(Stored entries)
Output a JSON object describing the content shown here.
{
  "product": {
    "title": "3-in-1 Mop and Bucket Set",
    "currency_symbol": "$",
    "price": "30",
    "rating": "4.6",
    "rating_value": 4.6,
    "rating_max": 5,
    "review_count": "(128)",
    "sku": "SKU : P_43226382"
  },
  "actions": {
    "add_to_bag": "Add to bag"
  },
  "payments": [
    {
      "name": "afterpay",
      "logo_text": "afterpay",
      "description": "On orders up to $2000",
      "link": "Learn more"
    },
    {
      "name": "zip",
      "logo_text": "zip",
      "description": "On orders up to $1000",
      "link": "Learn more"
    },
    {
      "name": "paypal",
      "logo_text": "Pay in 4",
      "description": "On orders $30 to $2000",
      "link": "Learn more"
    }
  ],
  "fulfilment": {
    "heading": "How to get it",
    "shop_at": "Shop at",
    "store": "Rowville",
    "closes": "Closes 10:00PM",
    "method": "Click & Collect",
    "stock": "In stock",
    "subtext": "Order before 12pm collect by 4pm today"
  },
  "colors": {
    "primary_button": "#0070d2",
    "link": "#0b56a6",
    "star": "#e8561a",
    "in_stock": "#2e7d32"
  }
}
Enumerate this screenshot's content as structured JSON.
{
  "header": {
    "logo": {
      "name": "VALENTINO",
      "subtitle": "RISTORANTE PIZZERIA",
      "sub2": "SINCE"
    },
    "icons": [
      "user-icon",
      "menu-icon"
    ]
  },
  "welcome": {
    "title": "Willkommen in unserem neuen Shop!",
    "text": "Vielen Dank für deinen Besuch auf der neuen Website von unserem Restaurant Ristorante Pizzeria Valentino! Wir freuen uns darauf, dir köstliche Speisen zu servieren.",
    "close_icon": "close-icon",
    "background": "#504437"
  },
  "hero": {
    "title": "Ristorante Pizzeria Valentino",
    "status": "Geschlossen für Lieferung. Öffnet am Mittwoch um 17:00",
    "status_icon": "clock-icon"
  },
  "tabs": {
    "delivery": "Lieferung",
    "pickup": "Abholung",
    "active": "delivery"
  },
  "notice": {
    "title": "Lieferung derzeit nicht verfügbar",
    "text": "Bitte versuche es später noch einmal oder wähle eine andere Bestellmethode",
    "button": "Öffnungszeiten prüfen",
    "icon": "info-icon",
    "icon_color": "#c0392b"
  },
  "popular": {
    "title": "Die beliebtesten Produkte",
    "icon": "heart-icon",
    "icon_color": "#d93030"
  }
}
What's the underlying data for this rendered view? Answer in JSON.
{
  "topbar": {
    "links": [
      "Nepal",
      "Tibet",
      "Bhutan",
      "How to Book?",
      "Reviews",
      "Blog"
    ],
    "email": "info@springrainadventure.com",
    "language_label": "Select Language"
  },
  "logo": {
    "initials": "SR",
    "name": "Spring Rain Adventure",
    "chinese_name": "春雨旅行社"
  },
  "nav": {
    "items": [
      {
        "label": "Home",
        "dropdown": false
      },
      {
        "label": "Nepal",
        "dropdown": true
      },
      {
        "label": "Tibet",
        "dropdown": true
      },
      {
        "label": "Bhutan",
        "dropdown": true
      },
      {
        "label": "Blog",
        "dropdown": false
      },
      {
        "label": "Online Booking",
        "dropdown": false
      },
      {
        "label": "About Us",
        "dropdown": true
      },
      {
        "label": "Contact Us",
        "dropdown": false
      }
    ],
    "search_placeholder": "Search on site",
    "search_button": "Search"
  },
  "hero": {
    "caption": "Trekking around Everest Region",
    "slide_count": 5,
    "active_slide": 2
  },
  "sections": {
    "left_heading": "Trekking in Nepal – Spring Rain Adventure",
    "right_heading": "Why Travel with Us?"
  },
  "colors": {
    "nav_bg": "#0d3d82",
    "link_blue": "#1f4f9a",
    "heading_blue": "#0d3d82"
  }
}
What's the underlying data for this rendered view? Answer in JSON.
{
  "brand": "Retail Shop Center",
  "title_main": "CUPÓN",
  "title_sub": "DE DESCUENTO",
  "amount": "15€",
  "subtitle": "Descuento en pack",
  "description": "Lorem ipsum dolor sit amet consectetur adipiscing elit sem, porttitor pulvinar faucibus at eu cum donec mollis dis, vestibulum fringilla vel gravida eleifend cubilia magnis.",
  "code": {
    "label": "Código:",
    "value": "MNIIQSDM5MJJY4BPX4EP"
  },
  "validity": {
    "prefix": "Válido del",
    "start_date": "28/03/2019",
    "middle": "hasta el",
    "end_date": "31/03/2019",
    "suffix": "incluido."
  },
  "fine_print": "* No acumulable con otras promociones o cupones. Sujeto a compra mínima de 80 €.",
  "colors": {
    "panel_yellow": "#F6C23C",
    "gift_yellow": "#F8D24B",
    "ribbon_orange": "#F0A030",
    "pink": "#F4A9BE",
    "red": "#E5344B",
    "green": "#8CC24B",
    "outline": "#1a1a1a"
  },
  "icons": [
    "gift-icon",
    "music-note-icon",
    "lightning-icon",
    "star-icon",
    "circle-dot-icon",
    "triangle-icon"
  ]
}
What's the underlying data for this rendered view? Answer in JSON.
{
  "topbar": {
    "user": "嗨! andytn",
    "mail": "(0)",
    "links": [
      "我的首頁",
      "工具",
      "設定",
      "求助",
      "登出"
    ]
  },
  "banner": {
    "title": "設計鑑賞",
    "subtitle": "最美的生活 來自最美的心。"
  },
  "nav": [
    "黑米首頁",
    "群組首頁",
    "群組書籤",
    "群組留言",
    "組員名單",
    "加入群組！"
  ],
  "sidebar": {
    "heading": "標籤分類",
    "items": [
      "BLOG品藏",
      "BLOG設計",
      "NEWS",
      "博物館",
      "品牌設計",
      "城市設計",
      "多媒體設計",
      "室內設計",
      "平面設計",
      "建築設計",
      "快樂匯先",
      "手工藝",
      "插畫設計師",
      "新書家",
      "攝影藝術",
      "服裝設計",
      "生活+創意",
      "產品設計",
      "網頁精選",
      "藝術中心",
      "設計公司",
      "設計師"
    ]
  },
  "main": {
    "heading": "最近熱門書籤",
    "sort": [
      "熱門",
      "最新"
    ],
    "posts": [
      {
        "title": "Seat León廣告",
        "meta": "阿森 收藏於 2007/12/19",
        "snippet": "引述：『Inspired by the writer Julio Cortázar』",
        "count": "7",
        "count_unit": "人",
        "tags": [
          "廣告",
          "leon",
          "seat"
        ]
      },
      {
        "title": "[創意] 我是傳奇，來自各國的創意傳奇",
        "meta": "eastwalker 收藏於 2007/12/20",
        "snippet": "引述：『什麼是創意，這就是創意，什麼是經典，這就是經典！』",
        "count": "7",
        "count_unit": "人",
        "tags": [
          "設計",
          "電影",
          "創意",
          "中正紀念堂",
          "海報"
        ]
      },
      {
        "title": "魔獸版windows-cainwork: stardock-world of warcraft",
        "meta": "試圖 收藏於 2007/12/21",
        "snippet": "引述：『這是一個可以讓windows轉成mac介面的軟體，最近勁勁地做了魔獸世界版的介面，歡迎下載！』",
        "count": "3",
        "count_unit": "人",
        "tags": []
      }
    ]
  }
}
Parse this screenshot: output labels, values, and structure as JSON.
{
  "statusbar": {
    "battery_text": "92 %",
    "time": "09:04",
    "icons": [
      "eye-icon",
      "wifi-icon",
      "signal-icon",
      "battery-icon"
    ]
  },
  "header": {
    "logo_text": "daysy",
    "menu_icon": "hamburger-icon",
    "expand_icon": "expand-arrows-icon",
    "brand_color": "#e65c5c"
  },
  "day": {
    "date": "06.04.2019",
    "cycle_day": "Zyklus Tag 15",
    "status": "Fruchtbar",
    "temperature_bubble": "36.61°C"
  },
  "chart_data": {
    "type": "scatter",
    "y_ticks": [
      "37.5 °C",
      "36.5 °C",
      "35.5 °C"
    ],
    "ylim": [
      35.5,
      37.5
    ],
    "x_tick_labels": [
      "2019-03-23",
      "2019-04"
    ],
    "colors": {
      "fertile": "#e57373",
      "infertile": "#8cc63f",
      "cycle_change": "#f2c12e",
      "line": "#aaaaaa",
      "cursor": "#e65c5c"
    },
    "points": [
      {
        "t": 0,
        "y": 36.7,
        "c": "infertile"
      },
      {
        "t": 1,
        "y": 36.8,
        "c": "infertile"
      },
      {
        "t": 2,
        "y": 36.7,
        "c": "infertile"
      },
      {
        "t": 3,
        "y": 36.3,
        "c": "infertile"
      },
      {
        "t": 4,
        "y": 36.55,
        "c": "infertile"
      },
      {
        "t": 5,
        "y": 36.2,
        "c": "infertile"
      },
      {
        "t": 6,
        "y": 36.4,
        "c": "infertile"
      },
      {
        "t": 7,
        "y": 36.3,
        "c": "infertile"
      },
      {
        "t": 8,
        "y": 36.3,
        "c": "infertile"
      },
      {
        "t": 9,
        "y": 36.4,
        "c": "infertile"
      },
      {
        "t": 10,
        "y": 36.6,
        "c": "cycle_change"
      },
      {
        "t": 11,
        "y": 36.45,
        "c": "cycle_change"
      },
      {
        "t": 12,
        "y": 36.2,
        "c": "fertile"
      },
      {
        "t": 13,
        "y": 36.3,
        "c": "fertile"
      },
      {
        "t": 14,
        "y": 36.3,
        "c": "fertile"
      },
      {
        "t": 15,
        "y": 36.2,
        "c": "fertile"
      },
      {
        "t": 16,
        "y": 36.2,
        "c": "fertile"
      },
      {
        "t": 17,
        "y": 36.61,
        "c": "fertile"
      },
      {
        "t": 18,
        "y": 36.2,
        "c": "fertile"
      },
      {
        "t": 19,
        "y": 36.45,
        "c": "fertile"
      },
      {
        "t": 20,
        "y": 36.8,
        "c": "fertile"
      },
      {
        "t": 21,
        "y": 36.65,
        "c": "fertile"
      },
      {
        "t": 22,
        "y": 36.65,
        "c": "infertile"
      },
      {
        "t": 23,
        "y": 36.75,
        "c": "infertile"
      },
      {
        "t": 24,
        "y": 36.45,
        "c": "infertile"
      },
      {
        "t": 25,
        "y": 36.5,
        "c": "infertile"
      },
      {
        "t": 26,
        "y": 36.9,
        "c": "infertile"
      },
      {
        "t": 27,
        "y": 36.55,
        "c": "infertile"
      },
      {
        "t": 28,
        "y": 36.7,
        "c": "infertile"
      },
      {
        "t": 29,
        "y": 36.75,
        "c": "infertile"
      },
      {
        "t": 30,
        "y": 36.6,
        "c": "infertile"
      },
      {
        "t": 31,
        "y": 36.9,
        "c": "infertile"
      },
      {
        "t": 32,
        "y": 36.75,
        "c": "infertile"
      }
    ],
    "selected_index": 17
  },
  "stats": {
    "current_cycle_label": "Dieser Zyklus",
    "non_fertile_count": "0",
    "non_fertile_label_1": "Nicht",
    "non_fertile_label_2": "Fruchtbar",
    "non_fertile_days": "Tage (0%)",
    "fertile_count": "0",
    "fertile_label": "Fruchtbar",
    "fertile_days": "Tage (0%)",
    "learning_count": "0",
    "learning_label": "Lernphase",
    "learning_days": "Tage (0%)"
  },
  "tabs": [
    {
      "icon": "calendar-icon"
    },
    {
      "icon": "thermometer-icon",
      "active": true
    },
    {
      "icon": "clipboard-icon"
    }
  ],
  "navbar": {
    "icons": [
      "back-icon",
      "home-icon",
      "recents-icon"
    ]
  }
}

» Goal: Read through the data and copy every line where "unserem" shows up.

» Solution to this task:
    "title": "Willkommen in unserem neuen Shop!",
    "text": "Vielen Dank für deinen Besuch auf der neuen Website von unserem Restaurant Ristorante Pizzeria Valentino! Wir freuen uns darauf, dir köstliche Speisen zu servieren.",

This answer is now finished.